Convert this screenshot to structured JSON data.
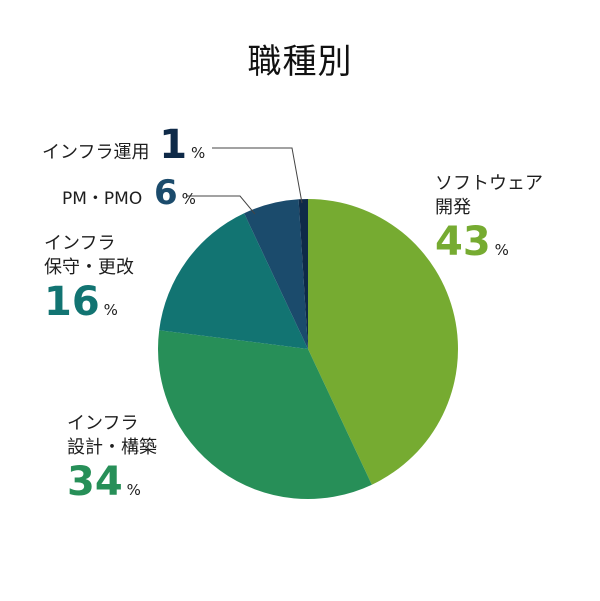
{
  "title": "職種別",
  "unit": "%",
  "chart_data": {
    "type": "pie",
    "title": "職種別",
    "slices": [
      {
        "label": "ソフトウェア開発",
        "label_lines": [
          "ソフトウェア",
          "開発"
        ],
        "value": 43,
        "color": "#76ab31"
      },
      {
        "label": "インフラ設計・構築",
        "label_lines": [
          "インフラ",
          "設計・構築"
        ],
        "value": 34,
        "color": "#278f58"
      },
      {
        "label": "インフラ保守・更改",
        "label_lines": [
          "インフラ",
          "保守・更改"
        ],
        "value": 16,
        "color": "#127472"
      },
      {
        "label": "PM・PMO",
        "label_lines": [
          "PM・PMO"
        ],
        "value": 6,
        "color": "#1b4b6c"
      },
      {
        "label": "インフラ運用",
        "label_lines": [
          "インフラ運用"
        ],
        "value": 1,
        "color": "#0e2a48"
      }
    ]
  }
}
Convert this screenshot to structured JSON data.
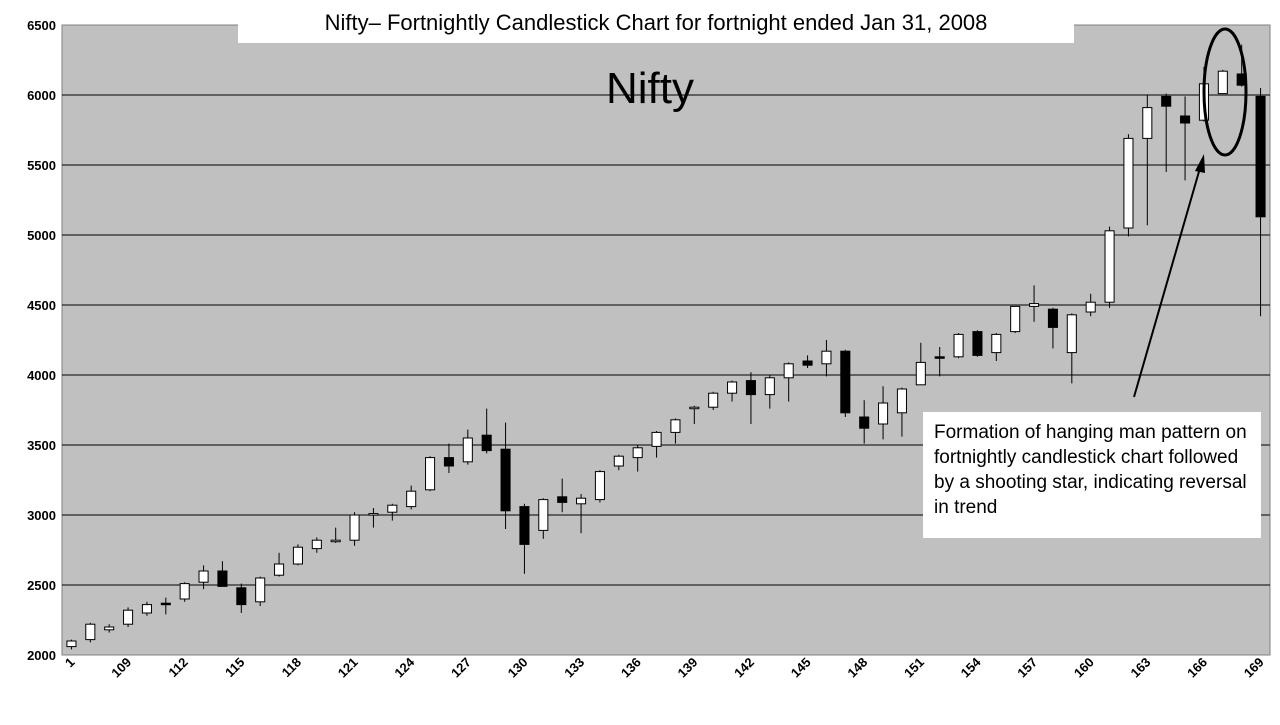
{
  "chart_data": {
    "type": "candlestick",
    "title": "Nifty– Fortnightly Candlestick Chart for fortnight ended Jan 31, 2008",
    "series_label": "Nifty",
    "ylim": [
      2000,
      6500
    ],
    "yticks": [
      2000,
      2500,
      3000,
      3500,
      4000,
      4500,
      5000,
      5500,
      6000,
      6500
    ],
    "xtick_labels": [
      "1",
      "109",
      "112",
      "115",
      "118",
      "121",
      "124",
      "127",
      "130",
      "133",
      "136",
      "139",
      "142",
      "145",
      "148",
      "151",
      "154",
      "157",
      "160",
      "163",
      "166",
      "169"
    ],
    "grid": "horizontal",
    "annotation": "Formation of hanging man pattern on fortnightly candlestick chart followed by a shooting star, indicating reversal in trend",
    "colors": {
      "plot_bg": "#c0c0c0",
      "up": "#ffffff",
      "down": "#000000"
    },
    "candles": [
      {
        "o": 2060,
        "h": 2110,
        "l": 2040,
        "c": 2100
      },
      {
        "o": 2110,
        "h": 2230,
        "l": 2090,
        "c": 2220
      },
      {
        "o": 2180,
        "h": 2220,
        "l": 2160,
        "c": 2200
      },
      {
        "o": 2220,
        "h": 2340,
        "l": 2200,
        "c": 2320
      },
      {
        "o": 2300,
        "h": 2380,
        "l": 2280,
        "c": 2360
      },
      {
        "o": 2370,
        "h": 2410,
        "l": 2290,
        "c": 2360
      },
      {
        "o": 2400,
        "h": 2520,
        "l": 2380,
        "c": 2510
      },
      {
        "o": 2520,
        "h": 2640,
        "l": 2470,
        "c": 2600
      },
      {
        "o": 2600,
        "h": 2670,
        "l": 2490,
        "c": 2490
      },
      {
        "o": 2480,
        "h": 2510,
        "l": 2300,
        "c": 2360
      },
      {
        "o": 2380,
        "h": 2560,
        "l": 2350,
        "c": 2550
      },
      {
        "o": 2570,
        "h": 2730,
        "l": 2560,
        "c": 2650
      },
      {
        "o": 2650,
        "h": 2790,
        "l": 2640,
        "c": 2770
      },
      {
        "o": 2760,
        "h": 2840,
        "l": 2730,
        "c": 2820
      },
      {
        "o": 2810,
        "h": 2910,
        "l": 2800,
        "c": 2820
      },
      {
        "o": 2820,
        "h": 3020,
        "l": 2780,
        "c": 3000
      },
      {
        "o": 3000,
        "h": 3050,
        "l": 2910,
        "c": 3010
      },
      {
        "o": 3020,
        "h": 3080,
        "l": 2960,
        "c": 3070
      },
      {
        "o": 3060,
        "h": 3210,
        "l": 3040,
        "c": 3170
      },
      {
        "o": 3180,
        "h": 3420,
        "l": 3170,
        "c": 3410
      },
      {
        "o": 3410,
        "h": 3510,
        "l": 3300,
        "c": 3350
      },
      {
        "o": 3380,
        "h": 3610,
        "l": 3360,
        "c": 3550
      },
      {
        "o": 3570,
        "h": 3760,
        "l": 3440,
        "c": 3460
      },
      {
        "o": 3470,
        "h": 3660,
        "l": 2900,
        "c": 3030
      },
      {
        "o": 3060,
        "h": 3080,
        "l": 2580,
        "c": 2790
      },
      {
        "o": 2890,
        "h": 3120,
        "l": 2830,
        "c": 3110
      },
      {
        "o": 3130,
        "h": 3260,
        "l": 3020,
        "c": 3090
      },
      {
        "o": 3080,
        "h": 3150,
        "l": 2870,
        "c": 3120
      },
      {
        "o": 3110,
        "h": 3320,
        "l": 3090,
        "c": 3310
      },
      {
        "o": 3350,
        "h": 3430,
        "l": 3320,
        "c": 3420
      },
      {
        "o": 3410,
        "h": 3500,
        "l": 3310,
        "c": 3480
      },
      {
        "o": 3490,
        "h": 3600,
        "l": 3410,
        "c": 3590
      },
      {
        "o": 3590,
        "h": 3690,
        "l": 3510,
        "c": 3680
      },
      {
        "o": 3760,
        "h": 3780,
        "l": 3650,
        "c": 3770
      },
      {
        "o": 3770,
        "h": 3880,
        "l": 3750,
        "c": 3870
      },
      {
        "o": 3870,
        "h": 3960,
        "l": 3810,
        "c": 3950
      },
      {
        "o": 3960,
        "h": 4020,
        "l": 3650,
        "c": 3860
      },
      {
        "o": 3860,
        "h": 4000,
        "l": 3760,
        "c": 3980
      },
      {
        "o": 3980,
        "h": 4090,
        "l": 3810,
        "c": 4080
      },
      {
        "o": 4100,
        "h": 4140,
        "l": 4050,
        "c": 4070
      },
      {
        "o": 4080,
        "h": 4250,
        "l": 3990,
        "c": 4170
      },
      {
        "o": 4170,
        "h": 4180,
        "l": 3700,
        "c": 3730
      },
      {
        "o": 3700,
        "h": 3820,
        "l": 3510,
        "c": 3620
      },
      {
        "o": 3650,
        "h": 3920,
        "l": 3540,
        "c": 3800
      },
      {
        "o": 3730,
        "h": 3910,
        "l": 3560,
        "c": 3900
      },
      {
        "o": 3930,
        "h": 4230,
        "l": 3930,
        "c": 4090
      },
      {
        "o": 4130,
        "h": 4200,
        "l": 3990,
        "c": 4120
      },
      {
        "o": 4130,
        "h": 4300,
        "l": 4120,
        "c": 4290
      },
      {
        "o": 4310,
        "h": 4320,
        "l": 4130,
        "c": 4140
      },
      {
        "o": 4160,
        "h": 4300,
        "l": 4100,
        "c": 4290
      },
      {
        "o": 4310,
        "h": 4490,
        "l": 4300,
        "c": 4490
      },
      {
        "o": 4490,
        "h": 4640,
        "l": 4380,
        "c": 4510
      },
      {
        "o": 4470,
        "h": 4480,
        "l": 4190,
        "c": 4340
      },
      {
        "o": 4160,
        "h": 4440,
        "l": 3940,
        "c": 4430
      },
      {
        "o": 4450,
        "h": 4580,
        "l": 4420,
        "c": 4520
      },
      {
        "o": 4520,
        "h": 5060,
        "l": 4480,
        "c": 5030
      },
      {
        "o": 5050,
        "h": 5720,
        "l": 4990,
        "c": 5690
      },
      {
        "o": 5690,
        "h": 6000,
        "l": 5070,
        "c": 5910
      },
      {
        "o": 5990,
        "h": 6010,
        "l": 5450,
        "c": 5920
      },
      {
        "o": 5850,
        "h": 5990,
        "l": 5390,
        "c": 5800
      },
      {
        "o": 5820,
        "h": 6200,
        "l": 5810,
        "c": 6080
      },
      {
        "o": 6010,
        "h": 6180,
        "l": 6010,
        "c": 6170
      },
      {
        "o": 6150,
        "h": 6360,
        "l": 6060,
        "c": 6070
      },
      {
        "o": 5990,
        "h": 6050,
        "l": 4420,
        "c": 5130
      }
    ]
  }
}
★ ★ ★
▸ **What the exercise asks**: Leave out the pictures and reproduce the rest of the listing exactly.

▸ **Response to this task**:
Convert this screenshot to structured JSON data.
{
  "title": "職種別",
  "unit": "%",
  "chart_data": {
    "type": "pie",
    "title": "職種別",
    "slices": [
      {
        "label": "ソフトウェア開発",
        "label_lines": [
          "ソフトウェア",
          "開発"
        ],
        "value": 43,
        "color": "#76ab31"
      },
      {
        "label": "インフラ設計・構築",
        "label_lines": [
          "インフラ",
          "設計・構築"
        ],
        "value": 34,
        "color": "#278f58"
      },
      {
        "label": "インフラ保守・更改",
        "label_lines": [
          "インフラ",
          "保守・更改"
        ],
        "value": 16,
        "color": "#127472"
      },
      {
        "label": "PM・PMO",
        "label_lines": [
          "PM・PMO"
        ],
        "value": 6,
        "color": "#1b4b6c"
      },
      {
        "label": "インフラ運用",
        "label_lines": [
          "インフラ運用"
        ],
        "value": 1,
        "color": "#0e2a48"
      }
    ]
  }
}
Convert this screenshot to structured JSON data.
{
  "chart_data": {
    "type": "candlestick",
    "title": "Nifty– Fortnightly Candlestick Chart for fortnight ended Jan 31, 2008",
    "series_label": "Nifty",
    "ylim": [
      2000,
      6500
    ],
    "yticks": [
      2000,
      2500,
      3000,
      3500,
      4000,
      4500,
      5000,
      5500,
      6000,
      6500
    ],
    "xtick_labels": [
      "1",
      "109",
      "112",
      "115",
      "118",
      "121",
      "124",
      "127",
      "130",
      "133",
      "136",
      "139",
      "142",
      "145",
      "148",
      "151",
      "154",
      "157",
      "160",
      "163",
      "166",
      "169"
    ],
    "grid": "horizontal",
    "annotation": "Formation of hanging man pattern on fortnightly candlestick chart followed by a shooting star, indicating reversal in trend",
    "colors": {
      "plot_bg": "#c0c0c0",
      "up": "#ffffff",
      "down": "#000000"
    },
    "candles": [
      {
        "o": 2060,
        "h": 2110,
        "l": 2040,
        "c": 2100
      },
      {
        "o": 2110,
        "h": 2230,
        "l": 2090,
        "c": 2220
      },
      {
        "o": 2180,
        "h": 2220,
        "l": 2160,
        "c": 2200
      },
      {
        "o": 2220,
        "h": 2340,
        "l": 2200,
        "c": 2320
      },
      {
        "o": 2300,
        "h": 2380,
        "l": 2280,
        "c": 2360
      },
      {
        "o": 2370,
        "h": 2410,
        "l": 2290,
        "c": 2360
      },
      {
        "o": 2400,
        "h": 2520,
        "l": 2380,
        "c": 2510
      },
      {
        "o": 2520,
        "h": 2640,
        "l": 2470,
        "c": 2600
      },
      {
        "o": 2600,
        "h": 2670,
        "l": 2490,
        "c": 2490
      },
      {
        "o": 2480,
        "h": 2510,
        "l": 2300,
        "c": 2360
      },
      {
        "o": 2380,
        "h": 2560,
        "l": 2350,
        "c": 2550
      },
      {
        "o": 2570,
        "h": 2730,
        "l": 2560,
        "c": 2650
      },
      {
        "o": 2650,
        "h": 2790,
        "l": 2640,
        "c": 2770
      },
      {
        "o": 2760,
        "h": 2840,
        "l": 2730,
        "c": 2820
      },
      {
        "o": 2810,
        "h": 2910,
        "l": 2800,
        "c": 2820
      },
      {
        "o": 2820,
        "h": 3020,
        "l": 2780,
        "c": 3000
      },
      {
        "o": 3000,
        "h": 3050,
        "l": 2910,
        "c": 3010
      },
      {
        "o": 3020,
        "h": 3080,
        "l": 2960,
        "c": 3070
      },
      {
        "o": 3060,
        "h": 3210,
        "l": 3040,
        "c": 3170
      },
      {
        "o": 3180,
        "h": 3420,
        "l": 3170,
        "c": 3410
      },
      {
        "o": 3410,
        "h": 3510,
        "l": 3300,
        "c": 3350
      },
      {
        "o": 3380,
        "h": 3610,
        "l": 3360,
        "c": 3550
      },
      {
        "o": 3570,
        "h": 3760,
        "l": 3440,
        "c": 3460
      },
      {
        "o": 3470,
        "h": 3660,
        "l": 2900,
        "c": 3030
      },
      {
        "o": 3060,
        "h": 3080,
        "l": 2580,
        "c": 2790
      },
      {
        "o": 2890,
        "h": 3120,
        "l": 2830,
        "c": 3110
      },
      {
        "o": 3130,
        "h": 3260,
        "l": 3020,
        "c": 3090
      },
      {
        "o": 3080,
        "h": 3150,
        "l": 2870,
        "c": 3120
      },
      {
        "o": 3110,
        "h": 3320,
        "l": 3090,
        "c": 3310
      },
      {
        "o": 3350,
        "h": 3430,
        "l": 3320,
        "c": 3420
      },
      {
        "o": 3410,
        "h": 3500,
        "l": 3310,
        "c": 3480
      },
      {
        "o": 3490,
        "h": 3600,
        "l": 3410,
        "c": 3590
      },
      {
        "o": 3590,
        "h": 3690,
        "l": 3510,
        "c": 3680
      },
      {
        "o": 3760,
        "h": 3780,
        "l": 3650,
        "c": 3770
      },
      {
        "o": 3770,
        "h": 3880,
        "l": 3750,
        "c": 3870
      },
      {
        "o": 3870,
        "h": 3960,
        "l": 3810,
        "c": 3950
      },
      {
        "o": 3960,
        "h": 4020,
        "l": 3650,
        "c": 3860
      },
      {
        "o": 3860,
        "h": 4000,
        "l": 3760,
        "c": 3980
      },
      {
        "o": 3980,
        "h": 4090,
        "l": 3810,
        "c": 4080
      },
      {
        "o": 4100,
        "h": 4140,
        "l": 4050,
        "c": 4070
      },
      {
        "o": 4080,
        "h": 4250,
        "l": 3990,
        "c": 4170
      },
      {
        "o": 4170,
        "h": 4180,
        "l": 3700,
        "c": 3730
      },
      {
        "o": 3700,
        "h": 3820,
        "l": 3510,
        "c": 3620
      },
      {
        "o": 3650,
        "h": 3920,
        "l": 3540,
        "c": 3800
      },
      {
        "o": 3730,
        "h": 3910,
        "l": 3560,
        "c": 3900
      },
      {
        "o": 3930,
        "h": 4230,
        "l": 3930,
        "c": 4090
      },
      {
        "o": 4130,
        "h": 4200,
        "l": 3990,
        "c": 4120
      },
      {
        "o": 4130,
        "h": 4300,
        "l": 4120,
        "c": 4290
      },
      {
        "o": 4310,
        "h": 4320,
        "l": 4130,
        "c": 4140
      },
      {
        "o": 4160,
        "h": 4300,
        "l": 4100,
        "c": 4290
      },
      {
        "o": 4310,
        "h": 4490,
        "l": 4300,
        "c": 4490
      },
      {
        "o": 4490,
        "h": 4640,
        "l": 4380,
        "c": 4510
      },
      {
        "o": 4470,
        "h": 4480,
        "l": 4190,
        "c": 4340
      },
      {
        "o": 4160,
        "h": 4440,
        "l": 3940,
        "c": 4430
      },
      {
        "o": 4450,
        "h": 4580,
        "l": 4420,
        "c": 4520
      },
      {
        "o": 4520,
        "h": 5060,
        "l": 4480,
        "c": 5030
      },
      {
        "o": 5050,
        "h": 5720,
        "l": 4990,
        "c": 5690
      },
      {
        "o": 5690,
        "h": 6000,
        "l": 5070,
        "c": 5910
      },
      {
        "o": 5990,
        "h": 6010,
        "l": 5450,
        "c": 5920
      },
      {
        "o": 5850,
        "h": 5990,
        "l": 5390,
        "c": 5800
      },
      {
        "o": 5820,
        "h": 6200,
        "l": 5810,
        "c": 6080
      },
      {
        "o": 6010,
        "h": 6180,
        "l": 6010,
        "c": 6170
      },
      {
        "o": 6150,
        "h": 6360,
        "l": 6060,
        "c": 6070
      },
      {
        "o": 5990,
        "h": 6050,
        "l": 4420,
        "c": 5130
      }
    ]
  }
}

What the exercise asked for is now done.